**Your instructions:** Every line below should be repeated exactly.

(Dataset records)
┌────────

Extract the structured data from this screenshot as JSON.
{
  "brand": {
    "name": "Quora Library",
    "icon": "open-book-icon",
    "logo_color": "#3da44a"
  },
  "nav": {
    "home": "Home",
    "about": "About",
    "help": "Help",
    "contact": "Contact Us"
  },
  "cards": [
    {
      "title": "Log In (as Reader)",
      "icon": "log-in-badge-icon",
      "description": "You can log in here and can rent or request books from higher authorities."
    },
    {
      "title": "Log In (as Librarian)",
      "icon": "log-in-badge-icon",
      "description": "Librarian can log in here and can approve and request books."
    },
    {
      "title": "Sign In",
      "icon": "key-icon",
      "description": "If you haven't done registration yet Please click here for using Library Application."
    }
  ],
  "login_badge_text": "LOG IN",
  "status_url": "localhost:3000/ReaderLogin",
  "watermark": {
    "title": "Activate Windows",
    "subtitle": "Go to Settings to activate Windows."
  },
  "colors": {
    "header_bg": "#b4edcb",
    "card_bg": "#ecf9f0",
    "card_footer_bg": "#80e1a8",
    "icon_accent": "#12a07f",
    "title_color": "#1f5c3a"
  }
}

└────────

**Written solution:**
Extract the structured data from this screenshot as JSON.
{
  "brand": {
    "name": "Quora Library",
    "icon": "open-book-icon",
    "logo_color": "#3da44a"
  },
  "nav": {
    "home": "Home",
    "about": "About",
    "help": "Help",
    "contact": "Contact Us"
  },
  "cards": [
    {
      "title": "Log In (as Reader)",
      "icon": "log-in-badge-icon",
      "description": "You can log in here and can rent or request books from higher authorities."
    },
    {
      "title": "Log In (as Librarian)",
      "icon": "log-in-badge-icon",
      "description": "Librarian can log in here and can approve and request books."
    },
    {
      "title": "Sign In",
      "icon": "key-icon",
      "description": "If you haven't done registration yet Please click here for using Library Application."
    }
  ],
  "login_badge_text": "LOG IN",
  "status_url": "localhost:3000/ReaderLogin",
  "watermark": {
    "title": "Activate Windows",
    "subtitle": "Go to Settings to activate Windows."
  },
  "colors": {
    "header_bg": "#b4edcb",
    "card_bg": "#ecf9f0",
    "card_footer_bg": "#80e1a8",
    "icon_accent": "#12a07f",
    "title_color": "#1f5c3a"
  }
}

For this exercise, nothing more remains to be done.